**SOURCE TEXT:**
RNA was extracted from the heart tissues using TRIzol. qRT‐PCR was conducted to measure the level of gene expression using SYBR Green (Agilent Technologies) or TaqMan (Applied Biosystems) reagents. Gene expression was quantified using the comparative C_T method (ΔΔC_T method) where the C_T value of the genes of interest were normalised to the C_T value of GAPDH gene expression.

2.10. Western blot

Protein was extracted from the heart tissues or NRCM using RIPA buffer. Protein level was measured using a BCA protein kit (Invitrogen). Western blot analysis to detect protein expression was performed using standard methods as described previously (Mohamed et al., 2016). The immuno‐related procedures used comply with the recommendations made by the British Journal of Pharmacology.

2.11. Data and statistical analysis

The data and statistical analysis comply with the recommendations of the British Journal of Pharmacology on experimental design and analysis in pharmacology (Curtis et al., 2018). Data are presented as mean ± SEM. Statistical analysis was performed using GraphPad Prism v.7.03. One‐way ANOVA was used to compare significance among groups. If ANOVA produced a significant value of F (P < .05) and there was no significant variance inhomogeneity, then the post hoc multicomparison analysis (Tukey's) was applied. For comparison between two groups, Student's t test was used. A P value of <.05 was considered significant. Echocardiography data including ejection fraction, LV end‐diastolic dimension and LV systolic dimension, as well as body weights , were analysed using two way ANOVA followed by post hoc multicomparison analysis (Tukey's). Non‐parametric test (Kruskal–Wallis test followed by Dunn's multiple comparison) was used to analyse band density data of phosphorylated/total MOB1.

Data taken from a collection:
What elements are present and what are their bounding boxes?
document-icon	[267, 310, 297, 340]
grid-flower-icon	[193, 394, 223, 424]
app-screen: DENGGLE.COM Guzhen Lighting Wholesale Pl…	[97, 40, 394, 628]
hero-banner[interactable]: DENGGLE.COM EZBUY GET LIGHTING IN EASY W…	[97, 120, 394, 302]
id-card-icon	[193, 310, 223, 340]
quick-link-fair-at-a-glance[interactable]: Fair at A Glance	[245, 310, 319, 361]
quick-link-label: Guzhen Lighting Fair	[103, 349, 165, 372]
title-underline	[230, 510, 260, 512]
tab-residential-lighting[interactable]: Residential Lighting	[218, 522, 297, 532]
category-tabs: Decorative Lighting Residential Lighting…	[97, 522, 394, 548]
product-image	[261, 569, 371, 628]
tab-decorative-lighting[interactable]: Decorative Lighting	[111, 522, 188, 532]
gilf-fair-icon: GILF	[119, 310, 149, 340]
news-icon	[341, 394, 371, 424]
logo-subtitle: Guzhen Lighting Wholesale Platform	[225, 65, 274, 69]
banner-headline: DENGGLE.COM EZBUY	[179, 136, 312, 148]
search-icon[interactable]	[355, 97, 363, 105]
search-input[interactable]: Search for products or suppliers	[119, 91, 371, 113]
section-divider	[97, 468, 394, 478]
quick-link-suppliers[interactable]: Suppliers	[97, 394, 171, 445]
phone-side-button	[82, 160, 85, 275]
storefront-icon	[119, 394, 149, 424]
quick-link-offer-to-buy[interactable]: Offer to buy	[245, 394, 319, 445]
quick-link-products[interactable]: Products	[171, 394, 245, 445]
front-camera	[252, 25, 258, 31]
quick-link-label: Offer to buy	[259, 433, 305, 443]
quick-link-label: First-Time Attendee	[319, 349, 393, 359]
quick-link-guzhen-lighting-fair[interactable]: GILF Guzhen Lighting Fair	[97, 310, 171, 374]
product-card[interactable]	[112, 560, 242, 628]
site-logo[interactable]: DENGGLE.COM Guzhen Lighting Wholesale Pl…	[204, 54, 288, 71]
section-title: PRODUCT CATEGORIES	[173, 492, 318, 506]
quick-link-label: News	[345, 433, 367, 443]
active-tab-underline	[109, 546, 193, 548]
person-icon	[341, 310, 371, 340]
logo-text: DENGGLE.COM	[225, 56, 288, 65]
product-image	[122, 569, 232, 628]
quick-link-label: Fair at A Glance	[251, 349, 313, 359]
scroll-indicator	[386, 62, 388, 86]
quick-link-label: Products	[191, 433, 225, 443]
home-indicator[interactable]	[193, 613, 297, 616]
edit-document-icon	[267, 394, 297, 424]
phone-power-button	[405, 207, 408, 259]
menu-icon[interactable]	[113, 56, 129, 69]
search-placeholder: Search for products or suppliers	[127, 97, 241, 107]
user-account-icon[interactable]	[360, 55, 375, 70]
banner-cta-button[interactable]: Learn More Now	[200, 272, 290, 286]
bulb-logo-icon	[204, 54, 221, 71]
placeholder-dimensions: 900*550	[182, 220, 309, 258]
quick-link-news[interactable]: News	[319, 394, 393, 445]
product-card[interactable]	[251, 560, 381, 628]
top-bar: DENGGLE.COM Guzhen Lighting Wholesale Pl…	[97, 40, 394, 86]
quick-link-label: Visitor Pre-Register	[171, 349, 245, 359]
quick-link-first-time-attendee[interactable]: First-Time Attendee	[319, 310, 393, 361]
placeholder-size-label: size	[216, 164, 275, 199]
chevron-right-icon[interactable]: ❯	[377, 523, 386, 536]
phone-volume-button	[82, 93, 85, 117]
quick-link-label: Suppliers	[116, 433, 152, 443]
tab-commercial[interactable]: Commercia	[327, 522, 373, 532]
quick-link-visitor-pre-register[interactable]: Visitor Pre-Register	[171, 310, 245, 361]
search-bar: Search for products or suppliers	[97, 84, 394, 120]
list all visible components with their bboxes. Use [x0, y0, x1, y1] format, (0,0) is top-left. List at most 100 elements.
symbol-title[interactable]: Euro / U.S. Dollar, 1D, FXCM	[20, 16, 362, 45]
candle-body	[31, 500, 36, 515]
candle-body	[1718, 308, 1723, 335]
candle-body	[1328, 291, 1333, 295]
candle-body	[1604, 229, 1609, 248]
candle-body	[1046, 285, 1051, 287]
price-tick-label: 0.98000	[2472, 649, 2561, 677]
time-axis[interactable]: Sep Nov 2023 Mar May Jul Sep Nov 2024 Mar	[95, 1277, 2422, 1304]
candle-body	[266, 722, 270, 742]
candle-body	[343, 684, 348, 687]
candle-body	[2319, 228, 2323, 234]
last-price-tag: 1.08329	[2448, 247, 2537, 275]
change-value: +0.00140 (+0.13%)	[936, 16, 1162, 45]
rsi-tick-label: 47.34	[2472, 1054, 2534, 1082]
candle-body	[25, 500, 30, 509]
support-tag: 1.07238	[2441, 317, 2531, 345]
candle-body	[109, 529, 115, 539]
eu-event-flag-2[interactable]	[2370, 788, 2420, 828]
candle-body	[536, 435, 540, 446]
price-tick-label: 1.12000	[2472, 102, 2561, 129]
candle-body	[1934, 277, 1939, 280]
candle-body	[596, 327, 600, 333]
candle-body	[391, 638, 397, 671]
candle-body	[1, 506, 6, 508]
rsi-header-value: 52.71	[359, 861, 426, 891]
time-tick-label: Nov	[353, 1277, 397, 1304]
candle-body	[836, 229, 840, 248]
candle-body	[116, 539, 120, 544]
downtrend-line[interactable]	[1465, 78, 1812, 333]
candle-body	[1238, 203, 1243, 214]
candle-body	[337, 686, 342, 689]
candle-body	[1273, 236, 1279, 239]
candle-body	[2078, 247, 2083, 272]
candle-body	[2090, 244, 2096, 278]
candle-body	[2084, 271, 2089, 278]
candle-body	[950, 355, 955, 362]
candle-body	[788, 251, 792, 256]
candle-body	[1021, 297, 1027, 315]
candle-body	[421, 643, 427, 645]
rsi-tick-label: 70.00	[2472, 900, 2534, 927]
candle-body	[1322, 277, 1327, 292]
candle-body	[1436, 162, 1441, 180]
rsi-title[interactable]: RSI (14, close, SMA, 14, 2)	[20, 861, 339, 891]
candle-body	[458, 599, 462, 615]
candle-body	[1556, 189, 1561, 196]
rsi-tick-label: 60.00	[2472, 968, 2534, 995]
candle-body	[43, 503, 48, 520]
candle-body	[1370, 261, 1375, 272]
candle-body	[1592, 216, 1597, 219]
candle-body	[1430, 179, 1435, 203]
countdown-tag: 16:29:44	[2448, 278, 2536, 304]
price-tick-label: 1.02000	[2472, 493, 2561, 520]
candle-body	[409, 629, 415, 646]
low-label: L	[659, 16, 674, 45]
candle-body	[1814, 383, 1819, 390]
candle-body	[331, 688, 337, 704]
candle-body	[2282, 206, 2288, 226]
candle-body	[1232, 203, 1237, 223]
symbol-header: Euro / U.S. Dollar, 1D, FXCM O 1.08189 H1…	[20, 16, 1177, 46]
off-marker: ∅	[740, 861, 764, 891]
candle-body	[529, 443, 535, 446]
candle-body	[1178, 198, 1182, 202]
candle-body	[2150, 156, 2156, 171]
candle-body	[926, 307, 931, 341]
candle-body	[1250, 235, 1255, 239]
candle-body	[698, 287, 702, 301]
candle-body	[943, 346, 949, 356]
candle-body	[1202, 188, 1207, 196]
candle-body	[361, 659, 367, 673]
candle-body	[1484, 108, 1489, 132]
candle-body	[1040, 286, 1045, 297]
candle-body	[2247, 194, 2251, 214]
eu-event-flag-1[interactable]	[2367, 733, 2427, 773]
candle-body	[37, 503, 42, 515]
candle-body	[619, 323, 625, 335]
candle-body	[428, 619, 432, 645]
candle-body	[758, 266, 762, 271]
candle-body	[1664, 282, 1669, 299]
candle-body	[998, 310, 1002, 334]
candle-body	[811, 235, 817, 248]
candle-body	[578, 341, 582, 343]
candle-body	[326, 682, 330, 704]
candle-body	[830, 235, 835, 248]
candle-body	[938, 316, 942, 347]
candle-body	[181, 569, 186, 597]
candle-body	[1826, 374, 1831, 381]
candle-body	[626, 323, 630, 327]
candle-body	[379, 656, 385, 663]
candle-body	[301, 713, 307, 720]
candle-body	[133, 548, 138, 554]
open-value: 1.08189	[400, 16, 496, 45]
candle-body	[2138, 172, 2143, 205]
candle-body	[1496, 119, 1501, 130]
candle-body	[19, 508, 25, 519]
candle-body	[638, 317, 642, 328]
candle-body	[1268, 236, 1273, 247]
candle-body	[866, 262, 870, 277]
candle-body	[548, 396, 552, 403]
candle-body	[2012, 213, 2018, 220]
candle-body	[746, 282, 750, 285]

**TASK SET:**
A. Say whether each statement agrees with the methods text. Answer yes or no, and quote the words from the text that decide it. (i) RNA was taken from the heart tissues with TRIzol. (ii) Protein level was measured with a Bradford assay. (iii) Body weights were analyzed with one-way ANOVA.
B. Translate this sentence from the methods text into Spanish: "For comparison between two groups, Student's t test was used."
C. In the methods text, what software was used for the statistical analysis?
The lines have nothing to do with this.

**ANSWERS FOR THE TASKS:**
A.
(i) Yes: "RNA was extracted from the heart tissues using TRIzol."
(ii) No: "Protein level was measured using a BCA protein kit (Invitrogen)."
(iii) No: "were analysed using two way ANOVA followed by post hoc multicomparison analysis (Tukey's)"

B. Para la comparación entre dos grupos se utilizó la prueba t de Student.

C. GraphPad Prism v.7.03.